### Exercise input
**********

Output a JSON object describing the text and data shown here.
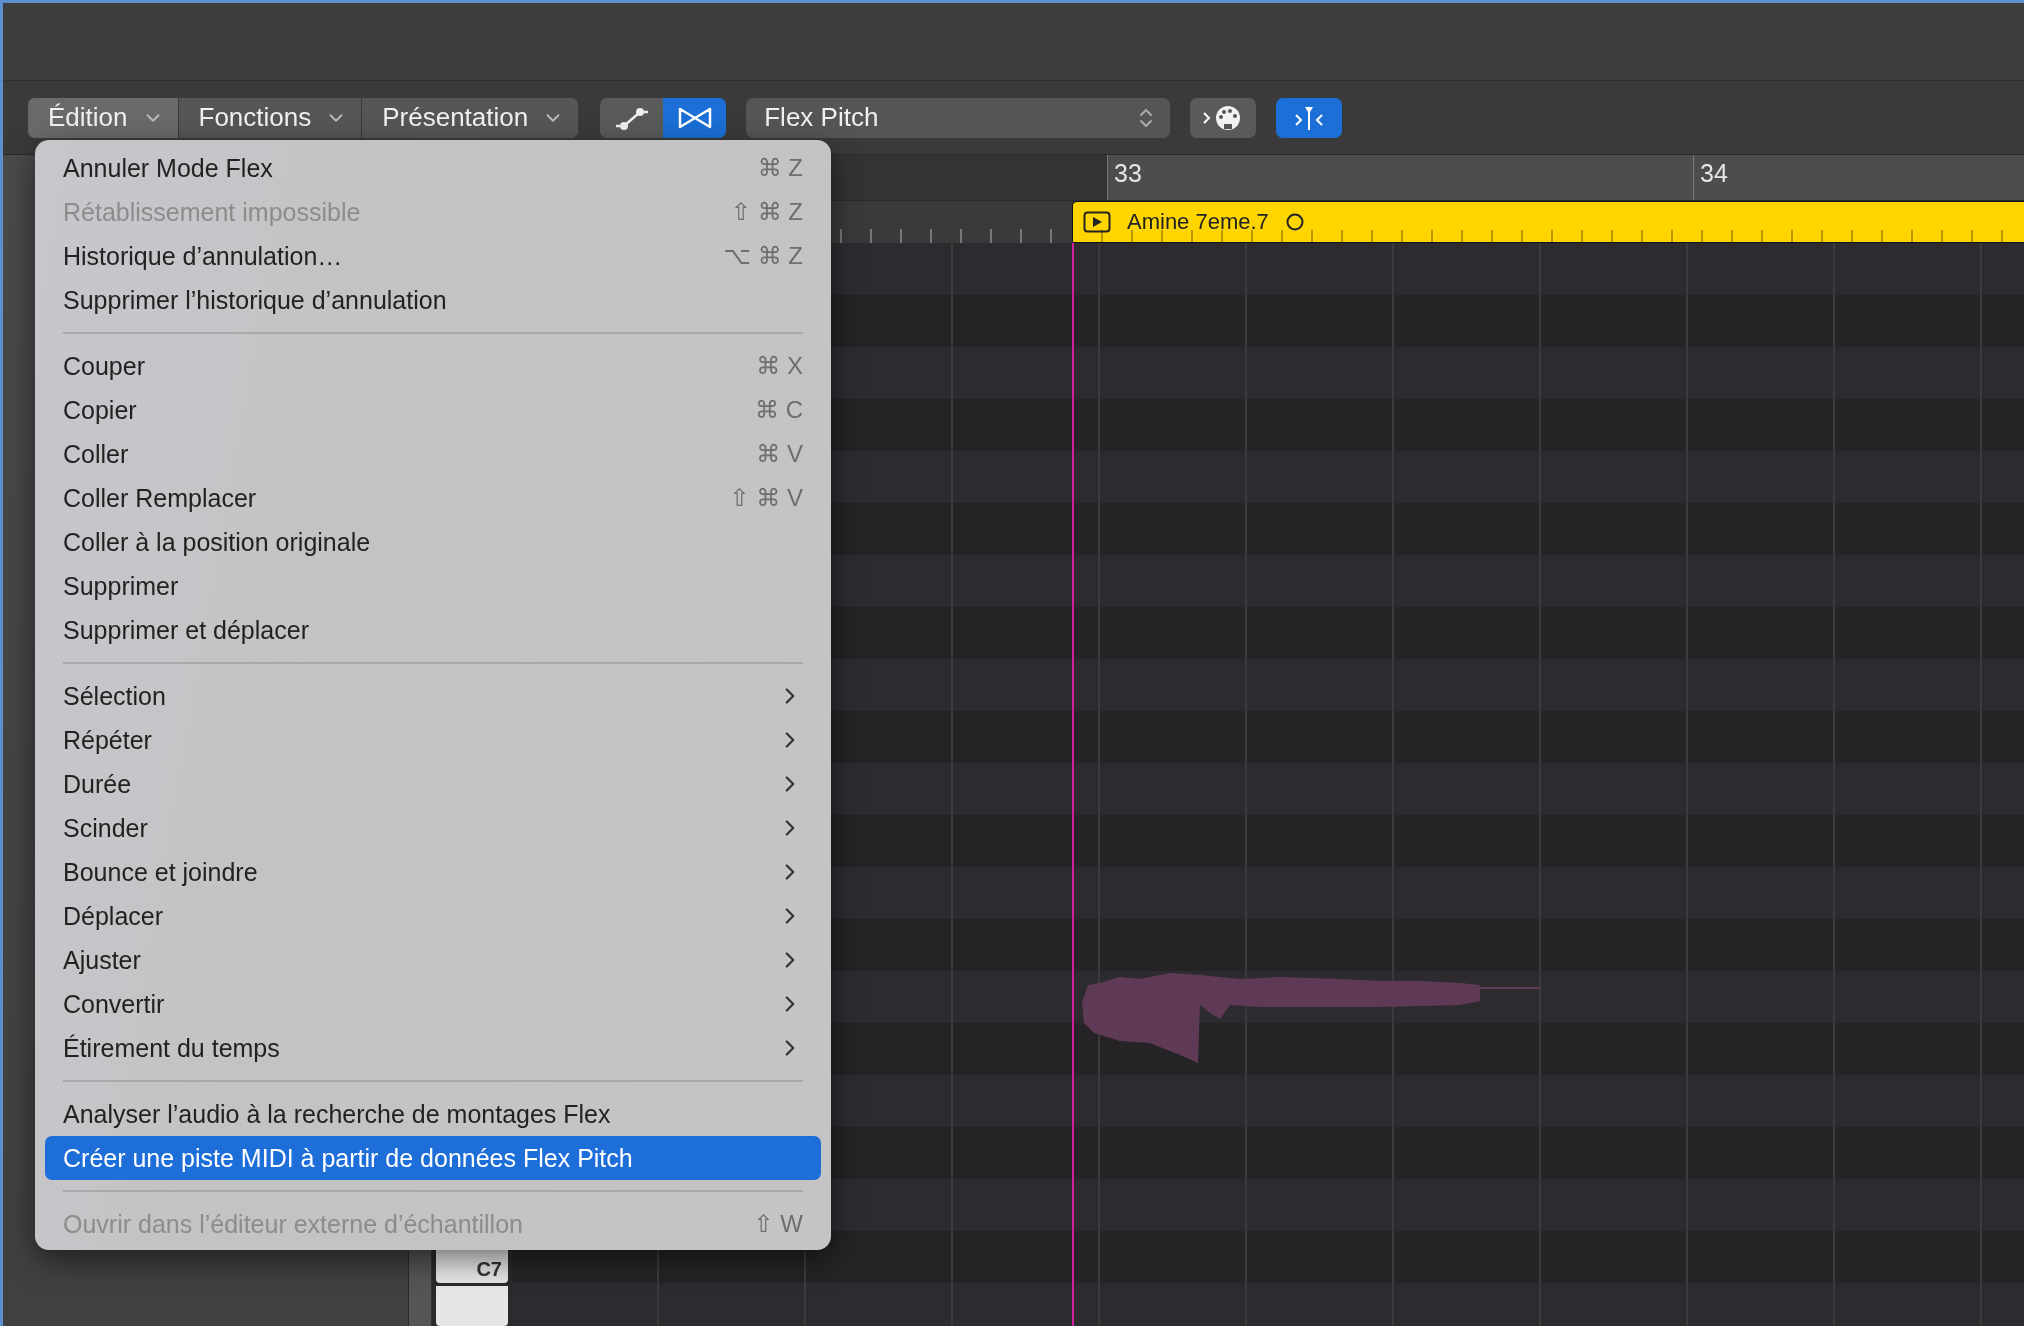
{
  "toolbar": {
    "menus": [
      {
        "label": "Édition",
        "selected": true
      },
      {
        "label": "Fonctions",
        "selected": false
      },
      {
        "label": "Présentation",
        "selected": false
      }
    ],
    "tools": [
      {
        "kind": "curve",
        "selected": false
      },
      {
        "kind": "flex",
        "selected": true
      }
    ],
    "flex_mode": {
      "value": "Flex Pitch"
    },
    "actions": [
      {
        "kind": "midi",
        "selected": false
      },
      {
        "kind": "catch",
        "selected": true
      }
    ]
  },
  "ruler": {
    "bars": [
      "33",
      "34"
    ]
  },
  "region": {
    "name": "Amine 7eme.7"
  },
  "keyboard": {
    "label": "C7"
  },
  "edit_menu": {
    "items": [
      {
        "kind": "item",
        "label": "Annuler Mode Flex",
        "shortcut": "⌘ Z",
        "disabled": false,
        "selected": false
      },
      {
        "kind": "item",
        "label": "Rétablissement impossible",
        "shortcut": "⇧ ⌘ Z",
        "disabled": true,
        "selected": false
      },
      {
        "kind": "item",
        "label": "Historique d’annulation…",
        "shortcut": "⌥ ⌘ Z",
        "disabled": false,
        "selected": false
      },
      {
        "kind": "item",
        "label": "Supprimer l’historique d’annulation",
        "disabled": false,
        "selected": false
      },
      {
        "kind": "separator"
      },
      {
        "kind": "item",
        "label": "Couper",
        "shortcut": "⌘ X",
        "disabled": false,
        "selected": false
      },
      {
        "kind": "item",
        "label": "Copier",
        "shortcut": "⌘ C",
        "disabled": false,
        "selected": false
      },
      {
        "kind": "item",
        "label": "Coller",
        "shortcut": "⌘ V",
        "disabled": false,
        "selected": false
      },
      {
        "kind": "item",
        "label": "Coller Remplacer",
        "shortcut": "⇧ ⌘ V",
        "disabled": false,
        "selected": false
      },
      {
        "kind": "item",
        "label": "Coller à la position originale",
        "disabled": false,
        "selected": false
      },
      {
        "kind": "item",
        "label": "Supprimer",
        "disabled": false,
        "selected": false
      },
      {
        "kind": "item",
        "label": "Supprimer et déplacer",
        "disabled": false,
        "selected": false
      },
      {
        "kind": "separator"
      },
      {
        "kind": "submenu",
        "label": "Sélection",
        "disabled": false,
        "selected": false
      },
      {
        "kind": "submenu",
        "label": "Répéter",
        "disabled": false,
        "selected": false
      },
      {
        "kind": "submenu",
        "label": "Durée",
        "disabled": false,
        "selected": false
      },
      {
        "kind": "submenu",
        "label": "Scinder",
        "disabled": false,
        "selected": false
      },
      {
        "kind": "submenu",
        "label": "Bounce et joindre",
        "disabled": false,
        "selected": false
      },
      {
        "kind": "submenu",
        "label": "Déplacer",
        "disabled": false,
        "selected": false
      },
      {
        "kind": "submenu",
        "label": "Ajuster",
        "disabled": false,
        "selected": false
      },
      {
        "kind": "submenu",
        "label": "Convertir",
        "disabled": false,
        "selected": false
      },
      {
        "kind": "submenu",
        "label": "Étirement du temps",
        "disabled": false,
        "selected": false
      },
      {
        "kind": "separator"
      },
      {
        "kind": "item",
        "label": "Analyser l’audio à la recherche de montages Flex",
        "disabled": false,
        "selected": false
      },
      {
        "kind": "item",
        "label": "Créer une piste MIDI à partir de données Flex Pitch",
        "disabled": false,
        "selected": true
      },
      {
        "kind": "separator"
      },
      {
        "kind": "item",
        "label": "Ouvrir dans l’éditeur externe d’échantillon",
        "shortcut": "⇧ W",
        "disabled": true,
        "selected": false
      }
    ]
  }
}
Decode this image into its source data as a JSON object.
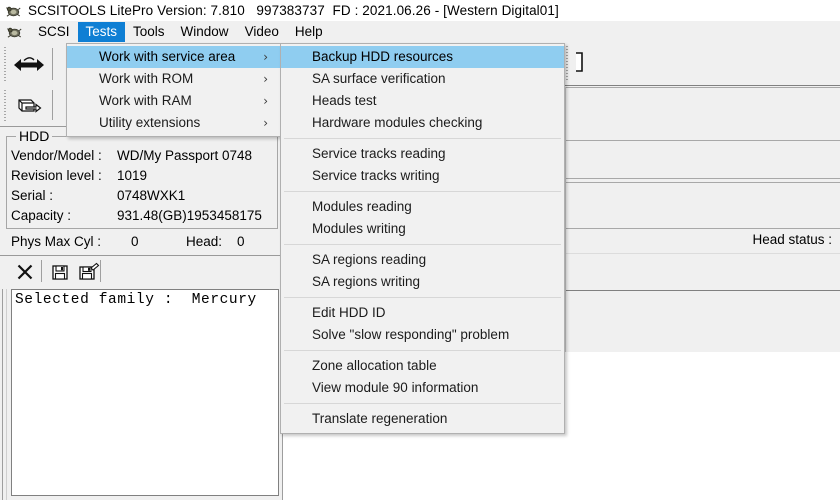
{
  "window": {
    "title": "SCSITOOLS LitePro Version: 7.810   997383737  FD : 2021.06.26 - [Western Digital01]",
    "app_icon": "bug-icon"
  },
  "menu_bar": {
    "icon": "bug-icon",
    "items": [
      {
        "label": "SCSI",
        "active": false
      },
      {
        "label": "Tests",
        "active": true
      },
      {
        "label": "Tools",
        "active": false
      },
      {
        "label": "Window",
        "active": false
      },
      {
        "label": "Video",
        "active": false
      },
      {
        "label": "Help",
        "active": false
      }
    ]
  },
  "tests_menu": {
    "items": [
      {
        "label": "Work with service area",
        "has_submenu": true,
        "selected": true
      },
      {
        "label": "Work with ROM",
        "has_submenu": true,
        "selected": false
      },
      {
        "label": "Work with RAM",
        "has_submenu": true,
        "selected": false
      },
      {
        "label": "Utility extensions",
        "has_submenu": true,
        "selected": false
      }
    ],
    "submenu_arrow": "chevron-right-icon"
  },
  "service_area_submenu": {
    "groups": [
      [
        {
          "label": "Backup HDD resources",
          "selected": true
        },
        {
          "label": "SA surface verification",
          "selected": false
        },
        {
          "label": "Heads test",
          "selected": false
        },
        {
          "label": "Hardware modules checking",
          "selected": false
        }
      ],
      [
        {
          "label": "Service tracks reading",
          "selected": false
        },
        {
          "label": "Service tracks writing",
          "selected": false
        }
      ],
      [
        {
          "label": "Modules reading",
          "selected": false
        },
        {
          "label": "Modules writing",
          "selected": false
        }
      ],
      [
        {
          "label": "SA regions reading",
          "selected": false
        },
        {
          "label": "SA regions writing",
          "selected": false
        }
      ],
      [
        {
          "label": "Edit HDD ID",
          "selected": false
        },
        {
          "label": "Solve \"slow responding\" problem",
          "selected": false
        }
      ],
      [
        {
          "label": "Zone allocation table",
          "selected": false
        },
        {
          "label": "View module 90 information",
          "selected": false
        }
      ],
      [
        {
          "label": "Translate regeneration",
          "selected": false
        }
      ]
    ]
  },
  "hdd_panel": {
    "group_title": "HDD",
    "rows": [
      {
        "label": "Vendor/Model :",
        "value": "WD/My Passport 0748"
      },
      {
        "label": "Revision level :",
        "value": "1019"
      },
      {
        "label": "Serial :",
        "value": "0748WXK1"
      },
      {
        "label": "Capacity :",
        "value": "931.48(GB)1953458175"
      }
    ],
    "phys_max_cyl_label": "Phys Max Cyl :",
    "phys_max_cyl_value": "0",
    "head_label": "Head:",
    "head_value": "0"
  },
  "log_toolbar": {
    "buttons": [
      {
        "name": "clear-log-button",
        "icon": "x-icon"
      },
      {
        "name": "save-log-button",
        "icon": "floppy-disk-icon"
      },
      {
        "name": "save-log-as-button",
        "icon": "floppy-disk-pen-icon"
      }
    ]
  },
  "log_area": {
    "text": "Selected family :  Mercury"
  },
  "toolbars": {
    "top_left_icon": "refresh-arrows-icon",
    "second_left_icon": "drive-open-icon",
    "right_icon": "bracket-icon"
  },
  "right_panel": {
    "head_status_label": "Head status :"
  },
  "colors": {
    "menu_highlight": "#8fcdf0",
    "menubar_active": "#0f7fd4",
    "window_bg": "#f0f0f0",
    "menu_bg": "#f1f1f1",
    "desktop": "#ffffff"
  }
}
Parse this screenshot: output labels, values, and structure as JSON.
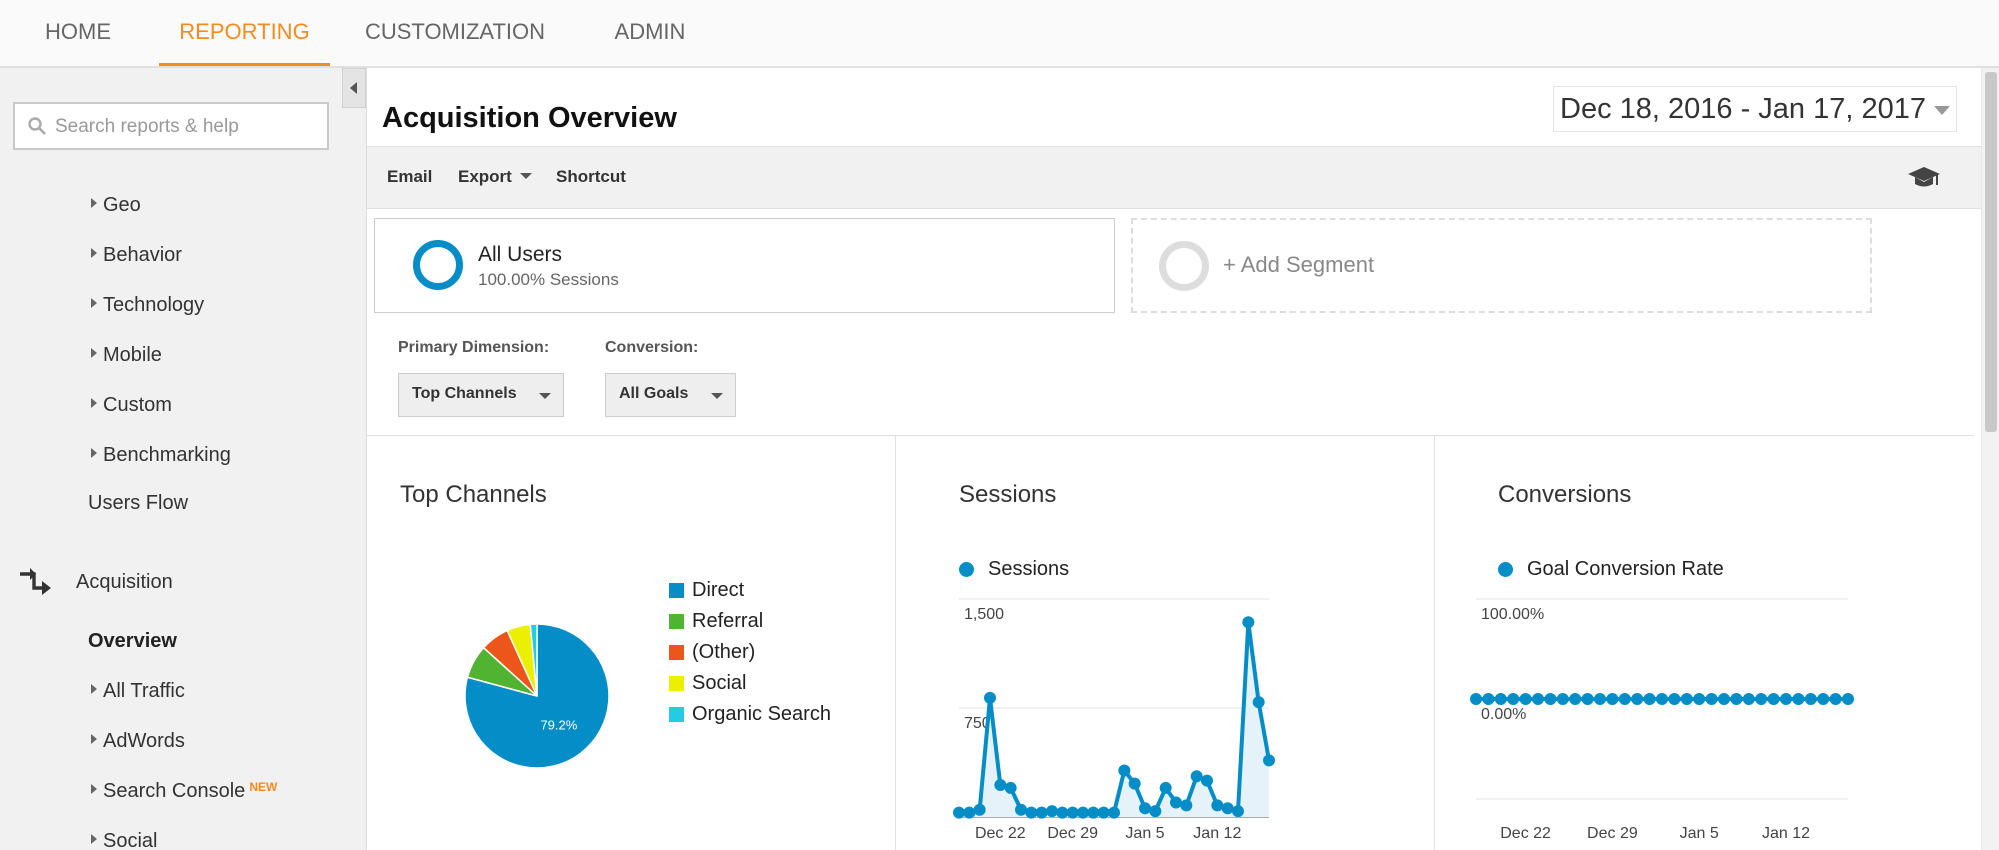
{
  "topnav": {
    "tabs": [
      {
        "label": "HOME",
        "active": false
      },
      {
        "label": "REPORTING",
        "active": true
      },
      {
        "label": "CUSTOMIZATION",
        "active": false
      },
      {
        "label": "ADMIN",
        "active": false
      }
    ],
    "accent_color": "#f48b1f"
  },
  "sidebar": {
    "search_placeholder": "Search reports & help",
    "items": [
      {
        "label": "Geo"
      },
      {
        "label": "Behavior"
      },
      {
        "label": "Technology"
      },
      {
        "label": "Mobile"
      },
      {
        "label": "Custom"
      },
      {
        "label": "Benchmarking"
      },
      {
        "label": "Users Flow"
      },
      {
        "label": "Acquisition"
      },
      {
        "label": "Overview"
      },
      {
        "label": "All Traffic"
      },
      {
        "label": "AdWords"
      },
      {
        "label": "Search Console",
        "badge": "NEW"
      },
      {
        "label": "Social"
      }
    ]
  },
  "main": {
    "title": "Acquisition Overview",
    "date_range": "Dec 18, 2016 - Jan 17, 2017",
    "toolbar": {
      "email": "Email",
      "export": "Export",
      "shortcut": "Shortcut"
    },
    "segments": {
      "all_users": {
        "name": "All Users",
        "sub": "100.00% Sessions"
      },
      "add": "+ Add Segment"
    },
    "primary_dimension": {
      "label": "Primary Dimension:",
      "value": "Top Channels"
    },
    "conversion": {
      "label": "Conversion:",
      "value": "All Goals"
    }
  },
  "panels": {
    "top_channels": {
      "title": "Top Channels"
    },
    "sessions": {
      "title": "Sessions",
      "legend": "Sessions"
    },
    "conversions": {
      "title": "Conversions",
      "legend": "Goal Conversion Rate"
    }
  },
  "chart_data": [
    {
      "type": "pie",
      "title": "Top Channels",
      "categories": [
        "Direct",
        "Referral",
        "(Other)",
        "Social",
        "Organic Search"
      ],
      "values": [
        79.2,
        7.5,
        6.5,
        5.3,
        1.5
      ],
      "colors": [
        "#058dc7",
        "#50b432",
        "#ed561b",
        "#edef00",
        "#24cbe5"
      ],
      "data_labels": [
        "79.2%",
        "",
        "",
        "",
        ""
      ]
    },
    {
      "type": "line",
      "title": "Sessions",
      "series": [
        {
          "name": "Sessions",
          "values": [
            30,
            30,
            50,
            820,
            220,
            200,
            50,
            30,
            30,
            40,
            30,
            30,
            30,
            30,
            30,
            30,
            320,
            230,
            60,
            40,
            200,
            100,
            80,
            280,
            250,
            80,
            60,
            40,
            1340,
            790,
            390
          ]
        }
      ],
      "ytick_labels": [
        "1,500",
        "750"
      ],
      "ytick_values": [
        1500,
        750
      ],
      "xtick_labels": [
        "Dec 22",
        "Dec 29",
        "Jan 5",
        "Jan 12"
      ],
      "xtick_indices": [
        4,
        11,
        18,
        25
      ],
      "ylim": [
        0,
        1500
      ],
      "color": "#058dc7"
    },
    {
      "type": "line",
      "title": "Conversions",
      "series": [
        {
          "name": "Goal Conversion Rate",
          "values": [
            0,
            0,
            0,
            0,
            0,
            0,
            0,
            0,
            0,
            0,
            0,
            0,
            0,
            0,
            0,
            0,
            0,
            0,
            0,
            0,
            0,
            0,
            0,
            0,
            0,
            0,
            0,
            0,
            0,
            0,
            0
          ]
        }
      ],
      "ytick_labels": [
        "100.00%",
        "0.00%"
      ],
      "ytick_values": [
        100,
        0
      ],
      "xtick_labels": [
        "Dec 22",
        "Dec 29",
        "Jan 5",
        "Jan 12"
      ],
      "xtick_indices": [
        4,
        11,
        18,
        25
      ],
      "ylim": [
        -100,
        100
      ],
      "color": "#058dc7"
    }
  ]
}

**********

### Task objective
Gather all the lines that include the word "name" and copy them out.

### Complete response
    "name": "Amine 7eme.7"
        "name": "clear-log-button",
        "name": "save-log-button",
        "name": "save-log-as-button",
        "name": "All Users",
          "name": "Sessions",
          "name": "Goal Conversion Rate",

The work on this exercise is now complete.